Record set:
__________

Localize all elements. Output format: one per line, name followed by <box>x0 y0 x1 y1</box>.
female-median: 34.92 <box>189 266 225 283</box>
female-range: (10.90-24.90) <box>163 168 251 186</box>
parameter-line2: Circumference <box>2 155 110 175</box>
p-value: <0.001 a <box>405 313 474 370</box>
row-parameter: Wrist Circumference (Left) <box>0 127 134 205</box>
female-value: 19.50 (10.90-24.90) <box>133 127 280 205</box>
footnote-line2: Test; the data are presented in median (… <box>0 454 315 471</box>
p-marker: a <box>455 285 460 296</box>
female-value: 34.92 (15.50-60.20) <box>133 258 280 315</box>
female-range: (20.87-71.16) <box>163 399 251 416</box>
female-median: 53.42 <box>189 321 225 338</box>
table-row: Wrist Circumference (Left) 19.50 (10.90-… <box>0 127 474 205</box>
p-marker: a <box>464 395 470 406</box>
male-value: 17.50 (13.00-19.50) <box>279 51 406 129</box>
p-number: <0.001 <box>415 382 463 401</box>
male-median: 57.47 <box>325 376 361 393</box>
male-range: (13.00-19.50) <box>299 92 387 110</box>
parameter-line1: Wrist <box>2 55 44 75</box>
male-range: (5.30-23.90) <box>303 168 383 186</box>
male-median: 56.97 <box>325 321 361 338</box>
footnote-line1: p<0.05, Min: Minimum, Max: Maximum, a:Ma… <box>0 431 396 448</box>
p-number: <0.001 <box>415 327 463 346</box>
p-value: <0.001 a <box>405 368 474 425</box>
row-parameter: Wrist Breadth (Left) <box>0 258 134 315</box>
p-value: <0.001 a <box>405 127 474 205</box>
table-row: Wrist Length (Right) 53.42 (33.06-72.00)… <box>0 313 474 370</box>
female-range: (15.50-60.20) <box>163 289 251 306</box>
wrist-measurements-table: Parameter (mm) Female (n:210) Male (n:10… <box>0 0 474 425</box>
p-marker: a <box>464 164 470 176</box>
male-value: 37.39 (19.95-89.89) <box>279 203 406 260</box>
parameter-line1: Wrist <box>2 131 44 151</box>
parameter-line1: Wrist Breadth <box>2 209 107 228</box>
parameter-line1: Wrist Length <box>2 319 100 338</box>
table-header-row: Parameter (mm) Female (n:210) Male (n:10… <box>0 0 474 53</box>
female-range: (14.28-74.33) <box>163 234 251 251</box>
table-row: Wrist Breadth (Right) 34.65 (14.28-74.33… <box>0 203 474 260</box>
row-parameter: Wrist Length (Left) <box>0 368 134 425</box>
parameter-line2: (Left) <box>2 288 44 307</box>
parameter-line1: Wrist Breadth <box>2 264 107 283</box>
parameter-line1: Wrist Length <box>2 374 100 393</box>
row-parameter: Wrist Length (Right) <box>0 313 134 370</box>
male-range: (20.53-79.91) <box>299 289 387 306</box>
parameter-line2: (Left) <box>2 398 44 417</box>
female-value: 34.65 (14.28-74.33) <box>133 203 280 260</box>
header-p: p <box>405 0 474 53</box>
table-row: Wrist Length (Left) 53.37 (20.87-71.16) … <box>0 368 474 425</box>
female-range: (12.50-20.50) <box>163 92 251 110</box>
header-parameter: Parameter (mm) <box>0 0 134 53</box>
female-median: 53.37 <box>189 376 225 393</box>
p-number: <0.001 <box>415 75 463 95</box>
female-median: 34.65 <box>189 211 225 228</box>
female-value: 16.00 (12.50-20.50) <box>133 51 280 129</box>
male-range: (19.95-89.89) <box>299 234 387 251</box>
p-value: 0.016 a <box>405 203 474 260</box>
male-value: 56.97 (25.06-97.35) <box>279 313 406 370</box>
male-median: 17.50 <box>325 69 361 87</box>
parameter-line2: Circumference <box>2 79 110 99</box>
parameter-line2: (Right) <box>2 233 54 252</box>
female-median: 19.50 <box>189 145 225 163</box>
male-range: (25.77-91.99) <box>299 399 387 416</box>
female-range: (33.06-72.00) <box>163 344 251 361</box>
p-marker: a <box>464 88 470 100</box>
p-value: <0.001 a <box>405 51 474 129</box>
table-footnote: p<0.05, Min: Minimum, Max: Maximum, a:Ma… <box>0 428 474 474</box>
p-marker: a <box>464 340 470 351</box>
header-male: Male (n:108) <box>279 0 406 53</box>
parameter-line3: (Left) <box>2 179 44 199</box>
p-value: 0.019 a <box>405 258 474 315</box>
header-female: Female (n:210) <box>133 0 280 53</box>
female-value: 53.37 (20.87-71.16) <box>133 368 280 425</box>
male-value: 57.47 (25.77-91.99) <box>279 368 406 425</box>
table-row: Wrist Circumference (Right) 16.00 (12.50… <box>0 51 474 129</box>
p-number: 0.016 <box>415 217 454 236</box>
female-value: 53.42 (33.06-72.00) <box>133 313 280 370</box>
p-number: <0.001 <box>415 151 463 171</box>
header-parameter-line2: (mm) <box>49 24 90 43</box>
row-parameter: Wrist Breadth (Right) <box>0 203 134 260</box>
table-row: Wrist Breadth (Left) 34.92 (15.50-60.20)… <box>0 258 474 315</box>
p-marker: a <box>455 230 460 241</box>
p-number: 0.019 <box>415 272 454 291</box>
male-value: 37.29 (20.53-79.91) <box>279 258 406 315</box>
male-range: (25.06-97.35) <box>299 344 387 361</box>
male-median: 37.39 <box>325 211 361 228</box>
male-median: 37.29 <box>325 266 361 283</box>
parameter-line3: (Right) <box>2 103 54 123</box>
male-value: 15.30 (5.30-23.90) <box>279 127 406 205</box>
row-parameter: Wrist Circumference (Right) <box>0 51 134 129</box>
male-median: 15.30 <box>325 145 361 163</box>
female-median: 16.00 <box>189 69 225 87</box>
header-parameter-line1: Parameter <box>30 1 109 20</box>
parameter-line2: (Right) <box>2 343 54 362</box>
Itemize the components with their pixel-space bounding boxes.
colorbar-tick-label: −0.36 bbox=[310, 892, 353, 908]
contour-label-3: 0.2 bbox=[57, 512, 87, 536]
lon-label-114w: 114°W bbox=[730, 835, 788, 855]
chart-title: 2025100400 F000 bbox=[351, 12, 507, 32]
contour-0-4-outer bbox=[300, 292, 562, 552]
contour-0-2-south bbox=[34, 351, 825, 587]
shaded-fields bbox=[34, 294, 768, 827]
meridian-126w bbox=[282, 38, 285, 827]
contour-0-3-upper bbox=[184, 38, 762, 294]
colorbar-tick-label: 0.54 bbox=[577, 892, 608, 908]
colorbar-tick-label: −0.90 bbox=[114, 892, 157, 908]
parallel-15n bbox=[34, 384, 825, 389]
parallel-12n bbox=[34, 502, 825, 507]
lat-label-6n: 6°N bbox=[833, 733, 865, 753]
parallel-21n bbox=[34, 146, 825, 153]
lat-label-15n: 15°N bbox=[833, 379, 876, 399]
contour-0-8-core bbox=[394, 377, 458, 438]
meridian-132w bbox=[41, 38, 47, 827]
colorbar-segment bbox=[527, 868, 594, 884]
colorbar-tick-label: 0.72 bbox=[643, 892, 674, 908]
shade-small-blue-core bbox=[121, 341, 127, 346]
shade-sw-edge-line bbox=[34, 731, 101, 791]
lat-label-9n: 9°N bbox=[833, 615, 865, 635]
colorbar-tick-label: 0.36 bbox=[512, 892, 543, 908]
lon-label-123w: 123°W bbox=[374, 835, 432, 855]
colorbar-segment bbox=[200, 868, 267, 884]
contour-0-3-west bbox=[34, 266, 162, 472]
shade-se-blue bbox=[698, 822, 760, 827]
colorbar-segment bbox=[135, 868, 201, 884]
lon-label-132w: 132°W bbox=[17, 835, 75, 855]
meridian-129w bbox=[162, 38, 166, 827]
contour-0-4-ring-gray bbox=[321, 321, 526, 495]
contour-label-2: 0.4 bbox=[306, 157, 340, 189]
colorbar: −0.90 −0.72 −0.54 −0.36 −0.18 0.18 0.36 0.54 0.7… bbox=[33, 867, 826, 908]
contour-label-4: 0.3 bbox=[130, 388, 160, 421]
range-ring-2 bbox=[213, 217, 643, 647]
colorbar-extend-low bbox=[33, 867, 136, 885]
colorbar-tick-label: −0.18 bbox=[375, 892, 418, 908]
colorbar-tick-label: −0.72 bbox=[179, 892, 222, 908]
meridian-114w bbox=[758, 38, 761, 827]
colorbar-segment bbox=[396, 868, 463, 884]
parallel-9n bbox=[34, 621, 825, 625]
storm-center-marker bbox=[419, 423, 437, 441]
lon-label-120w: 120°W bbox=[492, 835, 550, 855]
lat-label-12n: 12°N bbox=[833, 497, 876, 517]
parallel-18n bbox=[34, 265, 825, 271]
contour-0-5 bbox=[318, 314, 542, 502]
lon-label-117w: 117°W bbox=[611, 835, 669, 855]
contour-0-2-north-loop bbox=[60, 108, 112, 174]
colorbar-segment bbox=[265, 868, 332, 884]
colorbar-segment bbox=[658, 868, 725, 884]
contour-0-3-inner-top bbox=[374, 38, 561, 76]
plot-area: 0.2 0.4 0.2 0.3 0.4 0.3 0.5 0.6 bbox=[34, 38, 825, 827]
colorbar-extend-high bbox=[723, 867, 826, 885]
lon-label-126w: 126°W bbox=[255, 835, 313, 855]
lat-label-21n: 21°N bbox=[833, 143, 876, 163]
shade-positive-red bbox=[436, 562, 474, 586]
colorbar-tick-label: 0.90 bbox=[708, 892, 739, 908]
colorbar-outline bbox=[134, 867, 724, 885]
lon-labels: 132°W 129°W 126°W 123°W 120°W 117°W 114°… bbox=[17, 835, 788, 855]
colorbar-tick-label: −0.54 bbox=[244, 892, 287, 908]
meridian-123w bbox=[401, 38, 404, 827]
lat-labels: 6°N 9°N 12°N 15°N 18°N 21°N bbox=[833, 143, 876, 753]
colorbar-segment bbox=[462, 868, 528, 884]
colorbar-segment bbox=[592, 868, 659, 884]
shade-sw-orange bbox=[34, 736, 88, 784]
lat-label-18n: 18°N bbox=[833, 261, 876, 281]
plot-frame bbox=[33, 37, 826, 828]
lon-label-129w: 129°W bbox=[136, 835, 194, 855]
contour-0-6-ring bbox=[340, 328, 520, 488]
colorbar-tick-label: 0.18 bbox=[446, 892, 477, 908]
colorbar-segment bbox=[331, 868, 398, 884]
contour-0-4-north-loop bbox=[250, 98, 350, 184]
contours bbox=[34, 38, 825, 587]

__________

Present the lines from the start of the rows up to and including the line containing "row-parameter: Wrist Circumference (Left)" as a Markdown table with the columns Index and Entry, numbering each line and leaving out any blank lines.

| Index | Entry |
|---|---|
| 1 | Localize all elements. Output format: one per line, name followed by <box>x0 y0 x1 y1</box>. |
| 2 | female-median: 34.92 <box>189 266 225 283</box> |
| 3 | female-range: (10.90-24.90) <box>163 168 251 186</box> |
| 4 | parameter-line2: Circumference <box>2 155 110 175</box> |
| 5 | p-value: <0.001 a <box>405 313 474 370</box> |
| 6 | row-parameter: Wrist Circumference (Left) <box>0 127 134 205</box> |